Problem to work on: Quote the records beneath, complete and exact. Leave out images.

Dataset entries:
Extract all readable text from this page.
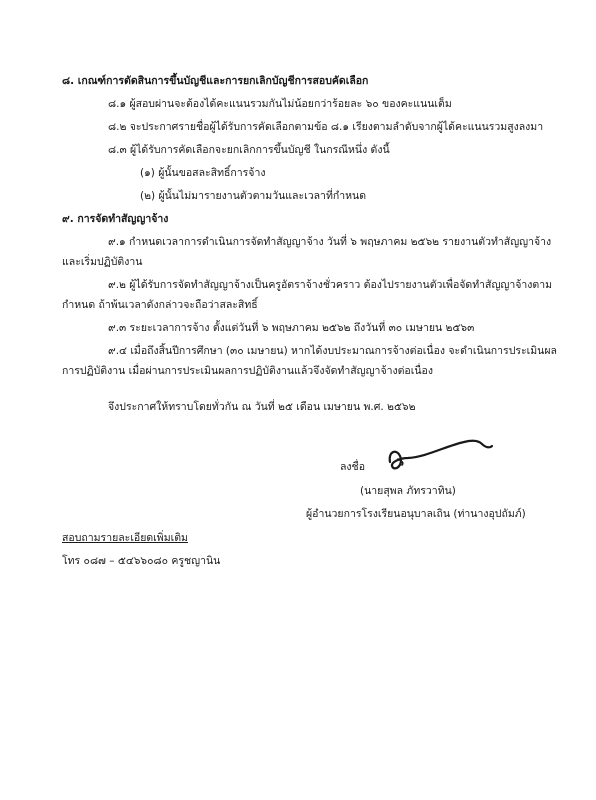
๘. เกณฑ์การตัดสินการขึ้นบัญชีและการยกเลิกบัญชีการสอบคัดเลือก
๘.๑ ผู้สอบผ่านจะต้องได้คะแนนรวมกันไม่น้อยกว่าร้อยละ ๖๐ ของคะแนนเต็ม
๘.๒ จะประกาศรายชื่อผู้ได้รับการคัดเลือกตามข้อ ๘.๑ เรียงตามลำดับจากผู้ได้คะแนนรวมสูงลงมา
๘.๓ ผู้ได้รับการคัดเลือกจะยกเลิกการขึ้นบัญชี ในกรณีหนึ่ง ดังนี้
(๑) ผู้นั้นขอสละสิทธิ์การจ้าง
(๒) ผู้นั้นไม่มารายงานตัวตามวันและเวลาที่กำหนด
๙. การจัดทำสัญญาจ้าง
๙.๑ กำหนดเวลาการดำเนินการจัดทำสัญญาจ้าง วันที่ ๖ พฤษภาคม ๒๕๖๒ รายงานตัวทำสัญญาจ้าง
และเริ่มปฏิบัติงาน
๙.๒ ผู้ได้รับการจัดทำสัญญาจ้างเป็นครูอัตราจ้างชั่วคราว ต้องไปรายงานตัวเพื่อจัดทำสัญญาจ้างตาม
กำหนด ถ้าพ้นเวลาดังกล่าวจะถือว่าสละสิทธิ์
๙.๓ ระยะเวลาการจ้าง ตั้งแต่วันที่ ๖ พฤษภาคม ๒๕๖๒ ถึงวันที่ ๓๐ เมษายน ๒๕๖๓
๙.๔ เมื่อถึงสิ้นปีการศึกษา (๓๐ เมษายน) หากได้งบประมาณการจ้างต่อเนื่อง จะดำเนินการประเมินผล
การปฏิบัติงาน เมื่อผ่านการประเมินผลการปฏิบัติงานแล้วจึงจัดทำสัญญาจ้างต่อเนื่อง
จึงประกาศให้ทราบโดยทั่วกัน ณ วันที่ ๒๕ เดือน เมษายน พ.ศ. ๒๕๖๒
ลงชื่อ
(นายสุพล ภัทรวาทิน)
ผู้อำนวยการโรงเรียนอนุบาลเถิน (ท่านางอุปถัมภ์)
สอบถามรายละเอียดเพิ่มเติม
โทร ๐๘๗ – ๕๔๖๖๐๘๐ ครูชญานิน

Written response:
Extract all readable text from this page.
๘. เกณฑ์การตัดสินการขึ้นบัญชีและการยกเลิกบัญชีการสอบคัดเลือก
๘.๑ ผู้สอบผ่านจะต้องได้คะแนนรวมกันไม่น้อยกว่าร้อยละ ๖๐ ของคะแนนเต็ม
๘.๒ จะประกาศรายชื่อผู้ได้รับการคัดเลือกตามข้อ ๘.๑ เรียงตามลำดับจากผู้ได้คะแนนรวมสูงลงมา
๘.๓ ผู้ได้รับการคัดเลือกจะยกเลิกการขึ้นบัญชี ในกรณีหนึ่ง ดังนี้
(๑) ผู้นั้นขอสละสิทธิ์การจ้าง
(๒) ผู้นั้นไม่มารายงานตัวตามวันและเวลาที่กำหนด
๙. การจัดทำสัญญาจ้าง
๙.๑ กำหนดเวลาการดำเนินการจัดทำสัญญาจ้าง วันที่ ๖ พฤษภาคม ๒๕๖๒ รายงานตัวทำสัญญาจ้าง
และเริ่มปฏิบัติงาน
๙.๒ ผู้ได้รับการจัดทำสัญญาจ้างเป็นครูอัตราจ้างชั่วคราว ต้องไปรายงานตัวเพื่อจัดทำสัญญาจ้างตาม
กำหนด ถ้าพ้นเวลาดังกล่าวจะถือว่าสละสิทธิ์
๙.๓ ระยะเวลาการจ้าง ตั้งแต่วันที่ ๖ พฤษภาคม ๒๕๖๒ ถึงวันที่ ๓๐ เมษายน ๒๕๖๓
๙.๔ เมื่อถึงสิ้นปีการศึกษา (๓๐ เมษายน) หากได้งบประมาณการจ้างต่อเนื่อง จะดำเนินการประเมินผล
การปฏิบัติงาน เมื่อผ่านการประเมินผลการปฏิบัติงานแล้วจึงจัดทำสัญญาจ้างต่อเนื่อง
จึงประกาศให้ทราบโดยทั่วกัน ณ วันที่ ๒๕ เดือน เมษายน พ.ศ. ๒๕๖๒
ลงชื่อ
(นายสุพล ภัทรวาทิน)
ผู้อำนวยการโรงเรียนอนุบาลเถิน (ท่านางอุปถัมภ์)
สอบถามรายละเอียดเพิ่มเติม
โทร ๐๘๗ – ๕๔๖๖๐๘๐ ครูชญานิน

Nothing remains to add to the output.